Objective:
Omit the pictures and return every entry exactly as written.

BEGIN Stored records

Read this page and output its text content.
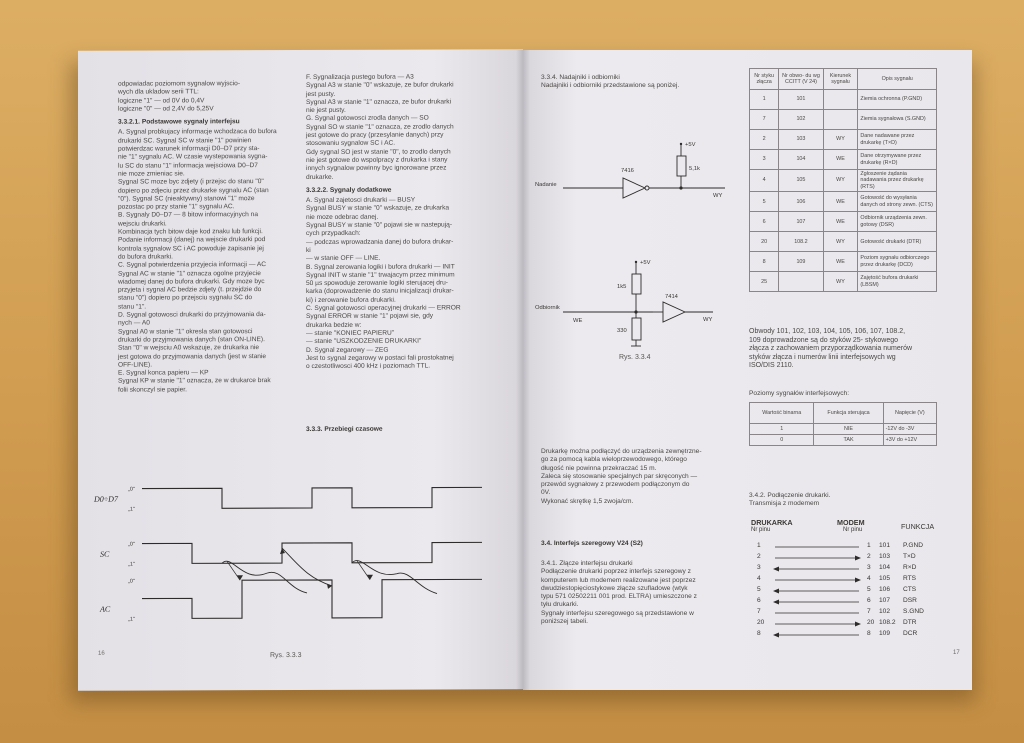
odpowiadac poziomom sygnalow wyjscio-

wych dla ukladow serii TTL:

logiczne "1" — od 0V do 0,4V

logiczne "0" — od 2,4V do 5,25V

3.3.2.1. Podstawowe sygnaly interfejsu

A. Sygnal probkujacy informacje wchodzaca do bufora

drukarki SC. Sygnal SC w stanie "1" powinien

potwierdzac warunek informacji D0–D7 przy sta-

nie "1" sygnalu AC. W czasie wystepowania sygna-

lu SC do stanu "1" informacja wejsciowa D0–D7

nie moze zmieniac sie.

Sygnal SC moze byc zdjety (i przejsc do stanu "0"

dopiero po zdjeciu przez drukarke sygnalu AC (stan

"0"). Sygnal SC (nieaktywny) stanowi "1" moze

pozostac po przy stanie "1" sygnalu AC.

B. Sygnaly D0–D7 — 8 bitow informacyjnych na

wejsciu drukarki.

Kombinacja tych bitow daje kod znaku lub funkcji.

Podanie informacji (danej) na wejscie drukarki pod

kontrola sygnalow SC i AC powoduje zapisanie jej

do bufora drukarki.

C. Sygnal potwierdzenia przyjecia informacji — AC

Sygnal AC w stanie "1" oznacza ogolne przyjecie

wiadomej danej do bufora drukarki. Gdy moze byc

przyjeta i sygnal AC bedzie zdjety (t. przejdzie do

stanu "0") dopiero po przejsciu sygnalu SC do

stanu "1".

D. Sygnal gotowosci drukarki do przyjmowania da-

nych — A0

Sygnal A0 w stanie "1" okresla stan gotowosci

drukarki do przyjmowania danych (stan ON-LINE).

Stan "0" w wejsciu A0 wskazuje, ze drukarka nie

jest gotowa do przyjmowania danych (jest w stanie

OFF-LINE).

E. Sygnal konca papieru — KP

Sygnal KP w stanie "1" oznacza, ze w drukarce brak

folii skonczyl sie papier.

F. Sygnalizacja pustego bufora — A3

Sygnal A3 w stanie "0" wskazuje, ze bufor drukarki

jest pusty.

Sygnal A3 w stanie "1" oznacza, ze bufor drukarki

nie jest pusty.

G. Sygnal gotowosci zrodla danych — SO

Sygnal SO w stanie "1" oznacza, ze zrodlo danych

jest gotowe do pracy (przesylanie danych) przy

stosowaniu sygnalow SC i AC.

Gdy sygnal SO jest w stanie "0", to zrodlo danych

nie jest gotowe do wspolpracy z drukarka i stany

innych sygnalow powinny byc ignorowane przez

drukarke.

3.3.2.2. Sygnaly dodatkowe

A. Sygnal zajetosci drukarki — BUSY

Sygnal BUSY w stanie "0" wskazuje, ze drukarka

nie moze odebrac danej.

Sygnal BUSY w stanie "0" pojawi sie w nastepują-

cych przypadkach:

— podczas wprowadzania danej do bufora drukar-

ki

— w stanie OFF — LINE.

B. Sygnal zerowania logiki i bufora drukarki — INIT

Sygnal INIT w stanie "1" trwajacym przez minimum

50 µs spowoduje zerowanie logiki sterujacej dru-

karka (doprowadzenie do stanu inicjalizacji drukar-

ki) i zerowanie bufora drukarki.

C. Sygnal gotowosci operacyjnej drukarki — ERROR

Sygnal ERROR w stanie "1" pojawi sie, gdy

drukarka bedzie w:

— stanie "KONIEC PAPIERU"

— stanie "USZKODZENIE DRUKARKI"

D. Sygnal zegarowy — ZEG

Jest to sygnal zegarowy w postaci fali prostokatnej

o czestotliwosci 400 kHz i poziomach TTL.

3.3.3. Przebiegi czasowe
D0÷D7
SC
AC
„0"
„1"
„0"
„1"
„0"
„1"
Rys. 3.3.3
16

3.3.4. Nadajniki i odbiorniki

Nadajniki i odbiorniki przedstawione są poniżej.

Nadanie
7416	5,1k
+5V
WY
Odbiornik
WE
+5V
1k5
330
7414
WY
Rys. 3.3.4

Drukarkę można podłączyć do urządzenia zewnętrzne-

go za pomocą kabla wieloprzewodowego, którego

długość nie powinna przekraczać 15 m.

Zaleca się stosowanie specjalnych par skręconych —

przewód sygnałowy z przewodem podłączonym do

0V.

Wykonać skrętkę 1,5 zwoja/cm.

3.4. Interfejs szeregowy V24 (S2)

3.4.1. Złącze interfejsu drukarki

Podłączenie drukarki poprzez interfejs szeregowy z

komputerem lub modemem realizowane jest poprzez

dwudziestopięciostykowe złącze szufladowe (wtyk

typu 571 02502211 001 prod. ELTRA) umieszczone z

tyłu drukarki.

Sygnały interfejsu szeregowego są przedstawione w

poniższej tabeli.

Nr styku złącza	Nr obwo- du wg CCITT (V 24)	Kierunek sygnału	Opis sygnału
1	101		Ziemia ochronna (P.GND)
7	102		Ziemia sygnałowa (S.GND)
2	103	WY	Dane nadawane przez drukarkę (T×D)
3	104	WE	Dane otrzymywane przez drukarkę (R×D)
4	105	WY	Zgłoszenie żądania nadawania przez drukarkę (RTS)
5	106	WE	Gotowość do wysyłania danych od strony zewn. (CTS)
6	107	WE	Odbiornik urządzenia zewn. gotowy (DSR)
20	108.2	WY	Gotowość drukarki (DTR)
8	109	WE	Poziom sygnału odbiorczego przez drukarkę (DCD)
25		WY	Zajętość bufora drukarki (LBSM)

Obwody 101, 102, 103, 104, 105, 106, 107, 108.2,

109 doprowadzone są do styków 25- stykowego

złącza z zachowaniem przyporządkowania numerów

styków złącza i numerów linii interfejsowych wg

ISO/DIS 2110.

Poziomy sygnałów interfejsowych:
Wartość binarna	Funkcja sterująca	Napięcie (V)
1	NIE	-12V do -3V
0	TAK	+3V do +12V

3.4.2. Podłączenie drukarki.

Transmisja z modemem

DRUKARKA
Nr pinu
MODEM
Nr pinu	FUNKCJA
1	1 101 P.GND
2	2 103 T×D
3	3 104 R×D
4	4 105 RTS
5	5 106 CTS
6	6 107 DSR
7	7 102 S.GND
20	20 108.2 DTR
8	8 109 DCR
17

END Stored records

Reply:
Read this page and output its text content.
odpowiadac poziomom sygnalow wyjscio-

wych dla ukladow serii TTL:

logiczne "1" — od 0V do 0,4V

logiczne "0" — od 2,4V do 5,25V

3.3.2.1. Podstawowe sygnaly interfejsu

A. Sygnal probkujacy informacje wchodzaca do bufora

drukarki SC. Sygnal SC w stanie "1" powinien

potwierdzac warunek informacji D0–D7 przy sta-

nie "1" sygnalu AC. W czasie wystepowania sygna-

lu SC do stanu "1" informacja wejsciowa D0–D7

nie moze zmieniac sie.

Sygnal SC moze byc zdjety (i przejsc do stanu "0"

dopiero po zdjeciu przez drukarke sygnalu AC (stan

"0"). Sygnal SC (nieaktywny) stanowi "1" moze

pozostac po przy stanie "1" sygnalu AC.

B. Sygnaly D0–D7 — 8 bitow informacyjnych na

wejsciu drukarki.

Kombinacja tych bitow daje kod znaku lub funkcji.

Podanie informacji (danej) na wejscie drukarki pod

kontrola sygnalow SC i AC powoduje zapisanie jej

do bufora drukarki.

C. Sygnal potwierdzenia przyjecia informacji — AC

Sygnal AC w stanie "1" oznacza ogolne przyjecie

wiadomej danej do bufora drukarki. Gdy moze byc

przyjeta i sygnal AC bedzie zdjety (t. przejdzie do

stanu "0") dopiero po przejsciu sygnalu SC do

stanu "1".

D. Sygnal gotowosci drukarki do przyjmowania da-

nych — A0

Sygnal A0 w stanie "1" okresla stan gotowosci

drukarki do przyjmowania danych (stan ON-LINE).

Stan "0" w wejsciu A0 wskazuje, ze drukarka nie

jest gotowa do przyjmowania danych (jest w stanie

OFF-LINE).

E. Sygnal konca papieru — KP

Sygnal KP w stanie "1" oznacza, ze w drukarce brak

folii skonczyl sie papier.

F. Sygnalizacja pustego bufora — A3

Sygnal A3 w stanie "0" wskazuje, ze bufor drukarki

jest pusty.

Sygnal A3 w stanie "1" oznacza, ze bufor drukarki

nie jest pusty.

G. Sygnal gotowosci zrodla danych — SO

Sygnal SO w stanie "1" oznacza, ze zrodlo danych

jest gotowe do pracy (przesylanie danych) przy

stosowaniu sygnalow SC i AC.

Gdy sygnal SO jest w stanie "0", to zrodlo danych

nie jest gotowe do wspolpracy z drukarka i stany

innych sygnalow powinny byc ignorowane przez

drukarke.

3.3.2.2. Sygnaly dodatkowe

A. Sygnal zajetosci drukarki — BUSY

Sygnal BUSY w stanie "0" wskazuje, ze drukarka

nie moze odebrac danej.

Sygnal BUSY w stanie "0" pojawi sie w nastepują-

cych przypadkach:

— podczas wprowadzania danej do bufora drukar-

ki

— w stanie OFF — LINE.

B. Sygnal zerowania logiki i bufora drukarki — INIT

Sygnal INIT w stanie "1" trwajacym przez minimum

50 µs spowoduje zerowanie logiki sterujacej dru-

karka (doprowadzenie do stanu inicjalizacji drukar-

ki) i zerowanie bufora drukarki.

C. Sygnal gotowosci operacyjnej drukarki — ERROR

Sygnal ERROR w stanie "1" pojawi sie, gdy

drukarka bedzie w:

— stanie "KONIEC PAPIERU"

— stanie "USZKODZENIE DRUKARKI"

D. Sygnal zegarowy — ZEG

Jest to sygnal zegarowy w postaci fali prostokatnej

o czestotliwosci 400 kHz i poziomach TTL.

3.3.3. Przebiegi czasowe
D0÷D7
SC
AC
„0"
„1"
„0"
„1"
„0"
„1"
Rys. 3.3.3
16

3.3.4. Nadajniki i odbiorniki

Nadajniki i odbiorniki przedstawione są poniżej.

Nadanie
7416	5,1k
+5V
WY
Odbiornik
WE
+5V
1k5
330
7414
WY
Rys. 3.3.4

Drukarkę można podłączyć do urządzenia zewnętrzne-

go za pomocą kabla wieloprzewodowego, którego

długość nie powinna przekraczać 15 m.

Zaleca się stosowanie specjalnych par skręconych —

przewód sygnałowy z przewodem podłączonym do

0V.

Wykonać skrętkę 1,5 zwoja/cm.

3.4. Interfejs szeregowy V24 (S2)

3.4.1. Złącze interfejsu drukarki

Podłączenie drukarki poprzez interfejs szeregowy z

komputerem lub modemem realizowane jest poprzez

dwudziestopięciostykowe złącze szufladowe (wtyk

typu 571 02502211 001 prod. ELTRA) umieszczone z

tyłu drukarki.

Sygnały interfejsu szeregowego są przedstawione w

poniższej tabeli.

Nr styku złącza	Nr obwo- du wg CCITT (V 24)	Kierunek sygnału	Opis sygnału
1	101		Ziemia ochronna (P.GND)
7	102		Ziemia sygnałowa (S.GND)
2	103	WY	Dane nadawane przez drukarkę (T×D)
3	104	WE	Dane otrzymywane przez drukarkę (R×D)
4	105	WY	Zgłoszenie żądania nadawania przez drukarkę (RTS)
5	106	WE	Gotowość do wysyłania danych od strony zewn. (CTS)
6	107	WE	Odbiornik urządzenia zewn. gotowy (DSR)
20	108.2	WY	Gotowość drukarki (DTR)
8	109	WE	Poziom sygnału odbiorczego przez drukarkę (DCD)
25		WY	Zajętość bufora drukarki (LBSM)

Obwody 101, 102, 103, 104, 105, 106, 107, 108.2,

109 doprowadzone są do styków 25- stykowego

złącza z zachowaniem przyporządkowania numerów

styków złącza i numerów linii interfejsowych wg

ISO/DIS 2110.

Poziomy sygnałów interfejsowych:
Wartość binarna	Funkcja sterująca	Napięcie (V)
1	NIE	-12V do -3V
0	TAK	+3V do +12V

3.4.2. Podłączenie drukarki.

Transmisja z modemem

DRUKARKA
Nr pinu
MODEM
Nr pinu	FUNKCJA
1	1 101 P.GND
2	2 103 T×D
3	3 104 R×D
4	4 105 RTS
5	5 106 CTS
6	6 107 DSR
7	7 102 S.GND
20	20 108.2 DTR
8	8 109 DCR
17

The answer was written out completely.